Your task:
Transcribe the listing verbatim. Do not carry over any pictures.

[Dataset entries on figures]
━━━
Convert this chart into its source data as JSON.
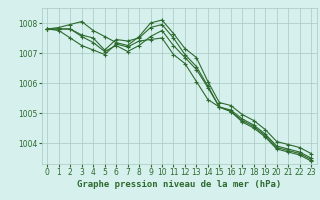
{
  "x": [
    0,
    1,
    2,
    3,
    4,
    5,
    6,
    7,
    8,
    9,
    10,
    11,
    12,
    13,
    14,
    15,
    16,
    17,
    18,
    19,
    20,
    21,
    22,
    23
  ],
  "line1": [
    1007.8,
    1007.85,
    1007.95,
    1008.05,
    1007.75,
    1007.55,
    1007.35,
    1007.25,
    1007.55,
    1008.0,
    1008.1,
    1007.65,
    1007.15,
    1006.85,
    1006.05,
    1005.35,
    1005.25,
    1004.95,
    1004.75,
    1004.45,
    1004.05,
    1003.95,
    1003.85,
    1003.65
  ],
  "line2": [
    1007.8,
    1007.8,
    1007.8,
    1007.55,
    1007.35,
    1007.05,
    1007.25,
    1007.05,
    1007.25,
    1007.55,
    1007.75,
    1007.25,
    1006.85,
    1006.45,
    1005.85,
    1005.2,
    1005.1,
    1004.8,
    1004.6,
    1004.3,
    1003.9,
    1003.8,
    1003.7,
    1003.5
  ],
  "line3": [
    1007.8,
    1007.75,
    1007.5,
    1007.25,
    1007.1,
    1006.95,
    1007.3,
    1007.2,
    1007.4,
    1007.45,
    1007.5,
    1006.95,
    1006.65,
    1006.05,
    1005.45,
    1005.2,
    1005.05,
    1004.75,
    1004.55,
    1004.25,
    1003.85,
    1003.75,
    1003.65,
    1003.45
  ],
  "line4": [
    1007.8,
    1007.8,
    1007.8,
    1007.6,
    1007.5,
    1007.1,
    1007.45,
    1007.4,
    1007.5,
    1007.85,
    1007.95,
    1007.5,
    1006.95,
    1006.55,
    1005.9,
    1005.2,
    1005.05,
    1004.7,
    1004.5,
    1004.2,
    1003.8,
    1003.7,
    1003.6,
    1003.4
  ],
  "bg_color": "#d6f0ee",
  "line_color": "#2d6a2d",
  "grid_color": "#a8c8c0",
  "xlabel": "Graphe pression niveau de la mer (hPa)",
  "ylim": [
    1003.3,
    1008.5
  ],
  "yticks": [
    1004,
    1005,
    1006,
    1007,
    1008
  ],
  "xticks": [
    0,
    1,
    2,
    3,
    4,
    5,
    6,
    7,
    8,
    9,
    10,
    11,
    12,
    13,
    14,
    15,
    16,
    17,
    18,
    19,
    20,
    21,
    22,
    23
  ],
  "xlabel_fontsize": 6.5,
  "tick_fontsize": 5.5,
  "marker_size": 2.5,
  "line_width": 0.8
}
━━━
Result:
Convert this chart into its source data as JSON.
{
  "x": [
    0,
    1,
    2,
    3,
    4,
    5,
    6,
    7,
    8,
    9,
    10,
    11,
    12,
    13,
    14,
    15,
    16,
    17,
    18,
    19,
    20,
    21,
    22,
    23
  ],
  "line1": [
    1007.8,
    1007.85,
    1007.95,
    1008.05,
    1007.75,
    1007.55,
    1007.35,
    1007.25,
    1007.55,
    1008.0,
    1008.1,
    1007.65,
    1007.15,
    1006.85,
    1006.05,
    1005.35,
    1005.25,
    1004.95,
    1004.75,
    1004.45,
    1004.05,
    1003.95,
    1003.85,
    1003.65
  ],
  "line2": [
    1007.8,
    1007.8,
    1007.8,
    1007.55,
    1007.35,
    1007.05,
    1007.25,
    1007.05,
    1007.25,
    1007.55,
    1007.75,
    1007.25,
    1006.85,
    1006.45,
    1005.85,
    1005.2,
    1005.1,
    1004.8,
    1004.6,
    1004.3,
    1003.9,
    1003.8,
    1003.7,
    1003.5
  ],
  "line3": [
    1007.8,
    1007.75,
    1007.5,
    1007.25,
    1007.1,
    1006.95,
    1007.3,
    1007.2,
    1007.4,
    1007.45,
    1007.5,
    1006.95,
    1006.65,
    1006.05,
    1005.45,
    1005.2,
    1005.05,
    1004.75,
    1004.55,
    1004.25,
    1003.85,
    1003.75,
    1003.65,
    1003.45
  ],
  "line4": [
    1007.8,
    1007.8,
    1007.8,
    1007.6,
    1007.5,
    1007.1,
    1007.45,
    1007.4,
    1007.5,
    1007.85,
    1007.95,
    1007.5,
    1006.95,
    1006.55,
    1005.9,
    1005.2,
    1005.05,
    1004.7,
    1004.5,
    1004.2,
    1003.8,
    1003.7,
    1003.6,
    1003.4
  ],
  "bg_color": "#d6f0ee",
  "line_color": "#2d6a2d",
  "grid_color": "#a8c8c0",
  "xlabel": "Graphe pression niveau de la mer (hPa)",
  "ylim": [
    1003.3,
    1008.5
  ],
  "yticks": [
    1004,
    1005,
    1006,
    1007,
    1008
  ],
  "xticks": [
    0,
    1,
    2,
    3,
    4,
    5,
    6,
    7,
    8,
    9,
    10,
    11,
    12,
    13,
    14,
    15,
    16,
    17,
    18,
    19,
    20,
    21,
    22,
    23
  ],
  "xlabel_fontsize": 6.5,
  "tick_fontsize": 5.5,
  "marker_size": 2.5,
  "line_width": 0.8
}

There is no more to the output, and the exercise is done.